== Pruébalo ==
¿Puedes retomar el texto sobre Las Tesis y Rita Segato a partir de su última oración y seguir escribiéndolo?

== Texto proporcionado ==
2019 – El año en que vivimos sin frivolidad (4)

Las inspiradoras de una nueva forma de expresar hartazgo

En el último número de 2019 nos hicimos eco de la repercusión alcanzada en noviembre y diciembre en todo el mundo con la propuesta de performance callejera del colectivo chileno Las Tesis. La describimos, hicimos referencia a la importancia de las nuevas tecnologías en la dispersión casi instantánea y a nivel global de un fenómeno como ése, e incluimos algunos párrafos de los escritos de la antropóloga argentina Rita Segato cuyas investigaciones acerca de la violencia en contra de las mujeres, en particular su Las estructuras elementales de la violencia, inspiraron el trabajo de las jóvenes de Valparaíso.

== Material proporcionado ==
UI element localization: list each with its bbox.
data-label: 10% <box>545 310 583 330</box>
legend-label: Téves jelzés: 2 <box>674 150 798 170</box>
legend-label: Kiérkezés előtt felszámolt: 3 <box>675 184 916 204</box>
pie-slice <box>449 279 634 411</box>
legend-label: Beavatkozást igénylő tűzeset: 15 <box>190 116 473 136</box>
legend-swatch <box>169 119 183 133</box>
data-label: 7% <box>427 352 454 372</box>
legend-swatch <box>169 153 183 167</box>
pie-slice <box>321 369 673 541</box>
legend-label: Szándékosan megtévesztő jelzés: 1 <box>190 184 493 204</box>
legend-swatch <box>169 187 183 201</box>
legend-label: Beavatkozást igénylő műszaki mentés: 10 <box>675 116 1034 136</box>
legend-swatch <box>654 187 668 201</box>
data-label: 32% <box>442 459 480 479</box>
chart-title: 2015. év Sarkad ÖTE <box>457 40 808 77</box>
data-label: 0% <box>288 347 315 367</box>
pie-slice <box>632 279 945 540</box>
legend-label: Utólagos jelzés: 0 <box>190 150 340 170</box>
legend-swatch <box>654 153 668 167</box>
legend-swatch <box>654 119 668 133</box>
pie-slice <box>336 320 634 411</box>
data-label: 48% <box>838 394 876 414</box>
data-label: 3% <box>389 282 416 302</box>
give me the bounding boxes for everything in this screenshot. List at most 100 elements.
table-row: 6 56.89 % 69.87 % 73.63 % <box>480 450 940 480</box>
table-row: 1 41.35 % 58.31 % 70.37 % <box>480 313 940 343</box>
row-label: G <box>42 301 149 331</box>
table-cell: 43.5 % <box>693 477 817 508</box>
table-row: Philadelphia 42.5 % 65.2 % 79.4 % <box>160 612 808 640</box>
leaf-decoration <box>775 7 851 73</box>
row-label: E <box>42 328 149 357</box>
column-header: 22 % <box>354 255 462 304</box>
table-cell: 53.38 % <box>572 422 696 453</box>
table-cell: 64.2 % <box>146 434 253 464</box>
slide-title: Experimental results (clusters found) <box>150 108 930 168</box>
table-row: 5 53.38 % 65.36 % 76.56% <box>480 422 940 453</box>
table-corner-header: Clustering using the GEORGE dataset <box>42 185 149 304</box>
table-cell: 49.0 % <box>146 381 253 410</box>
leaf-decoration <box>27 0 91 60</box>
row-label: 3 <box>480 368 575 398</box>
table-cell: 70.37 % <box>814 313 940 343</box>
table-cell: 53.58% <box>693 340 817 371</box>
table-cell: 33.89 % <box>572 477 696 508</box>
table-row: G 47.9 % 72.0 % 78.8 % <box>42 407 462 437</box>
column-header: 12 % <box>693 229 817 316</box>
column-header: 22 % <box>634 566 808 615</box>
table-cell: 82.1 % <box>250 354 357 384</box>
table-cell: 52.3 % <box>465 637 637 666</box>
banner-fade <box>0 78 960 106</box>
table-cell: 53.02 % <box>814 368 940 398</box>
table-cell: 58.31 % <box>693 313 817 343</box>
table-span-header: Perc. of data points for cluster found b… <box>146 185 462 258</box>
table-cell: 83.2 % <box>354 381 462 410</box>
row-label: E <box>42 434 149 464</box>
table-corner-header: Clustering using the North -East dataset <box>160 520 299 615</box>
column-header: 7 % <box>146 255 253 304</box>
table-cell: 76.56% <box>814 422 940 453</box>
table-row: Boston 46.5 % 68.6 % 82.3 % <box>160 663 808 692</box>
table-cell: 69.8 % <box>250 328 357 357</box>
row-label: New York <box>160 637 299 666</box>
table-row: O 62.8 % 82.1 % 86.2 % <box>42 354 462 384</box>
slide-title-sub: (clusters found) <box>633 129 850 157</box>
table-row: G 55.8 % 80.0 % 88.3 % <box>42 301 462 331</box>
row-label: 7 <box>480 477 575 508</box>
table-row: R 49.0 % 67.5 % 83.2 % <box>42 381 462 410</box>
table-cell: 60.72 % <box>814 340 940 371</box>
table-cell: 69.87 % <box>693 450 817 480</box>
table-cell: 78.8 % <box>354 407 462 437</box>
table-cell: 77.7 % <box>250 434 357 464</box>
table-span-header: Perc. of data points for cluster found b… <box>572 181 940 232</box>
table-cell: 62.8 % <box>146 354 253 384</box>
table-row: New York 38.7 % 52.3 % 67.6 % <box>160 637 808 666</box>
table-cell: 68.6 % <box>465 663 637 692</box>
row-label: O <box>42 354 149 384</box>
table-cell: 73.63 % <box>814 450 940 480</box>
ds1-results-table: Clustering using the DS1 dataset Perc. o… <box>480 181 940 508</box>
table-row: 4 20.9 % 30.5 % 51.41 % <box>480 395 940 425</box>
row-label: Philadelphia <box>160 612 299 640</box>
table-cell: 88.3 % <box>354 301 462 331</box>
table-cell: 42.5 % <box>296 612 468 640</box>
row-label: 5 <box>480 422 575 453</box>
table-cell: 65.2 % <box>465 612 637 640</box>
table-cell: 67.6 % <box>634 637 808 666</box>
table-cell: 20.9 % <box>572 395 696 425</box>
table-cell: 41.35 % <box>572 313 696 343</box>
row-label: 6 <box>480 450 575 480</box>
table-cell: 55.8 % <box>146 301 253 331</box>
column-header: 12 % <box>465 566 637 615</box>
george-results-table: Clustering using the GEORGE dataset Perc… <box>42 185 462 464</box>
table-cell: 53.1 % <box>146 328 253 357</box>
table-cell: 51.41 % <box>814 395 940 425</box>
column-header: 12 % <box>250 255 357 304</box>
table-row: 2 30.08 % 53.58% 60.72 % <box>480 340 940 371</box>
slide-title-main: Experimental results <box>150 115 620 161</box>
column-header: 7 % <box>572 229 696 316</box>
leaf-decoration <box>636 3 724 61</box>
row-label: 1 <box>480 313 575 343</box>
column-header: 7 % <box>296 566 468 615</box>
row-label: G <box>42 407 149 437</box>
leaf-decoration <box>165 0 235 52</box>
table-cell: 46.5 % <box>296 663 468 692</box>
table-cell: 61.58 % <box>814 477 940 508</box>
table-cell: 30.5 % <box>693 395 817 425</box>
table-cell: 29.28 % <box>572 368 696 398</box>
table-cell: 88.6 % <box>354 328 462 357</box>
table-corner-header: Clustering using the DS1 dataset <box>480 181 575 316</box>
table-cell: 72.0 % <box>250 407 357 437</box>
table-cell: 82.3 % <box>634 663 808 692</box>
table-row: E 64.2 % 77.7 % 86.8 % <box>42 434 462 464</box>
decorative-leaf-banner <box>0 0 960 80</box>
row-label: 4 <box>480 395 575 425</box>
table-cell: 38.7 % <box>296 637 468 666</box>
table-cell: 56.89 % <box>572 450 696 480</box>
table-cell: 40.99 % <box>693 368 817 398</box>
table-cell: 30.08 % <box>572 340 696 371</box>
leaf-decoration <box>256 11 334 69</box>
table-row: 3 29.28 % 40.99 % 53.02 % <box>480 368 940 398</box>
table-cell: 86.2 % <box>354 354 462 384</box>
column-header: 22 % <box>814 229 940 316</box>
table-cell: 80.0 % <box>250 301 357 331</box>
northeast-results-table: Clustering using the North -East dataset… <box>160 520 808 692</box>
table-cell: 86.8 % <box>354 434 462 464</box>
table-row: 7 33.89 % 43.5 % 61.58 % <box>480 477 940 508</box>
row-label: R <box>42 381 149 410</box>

== Respuesta del ejercicio ==
Lo que Rita Segato enfatiza a partir de casi tres décadas de estudios de violadores encarcelados en prisiones de 5 países de América Latina y las Tesis han retomado, es que lo que está detrás de la violencia o la violación no es ni el deseo sexual “incontenible” ni la “anormalidad” del agresor, sino su voluntad de castigar a las mujeres por apartarse (del modo que sea) de las normas y la moralidad patriarcales y la necesidad de “alinearse” con una masculinidad deformada y tóxica que los transforma en verdugos.

El violador, nos enseña Rita Segato, no viola para sí sino para ser reconocido por lo otros hombres como uno más de la manada. Y esa es la razón por la cual en sociedades en las que las mujeres comienzan a reivindicar su derecho a la administración de sus cuerpos, su tiempo, su sexualidad, su trabajo y sus bienes, la violencia se atrinchera
y resiste.

El violador, aunque no lo sepa, es apenas un servidor del patriarcado, ese complejo sistema de relaciones de poder al interior de una comunidad de hombres que se niegan a dejar escapar el botín que siempre consideraron propio. Se trata de defender privilegios y entre éstos, el privilegio de acceder a las hembras en especial cuando ellas no quieren, opera más como símbolo que como deseo.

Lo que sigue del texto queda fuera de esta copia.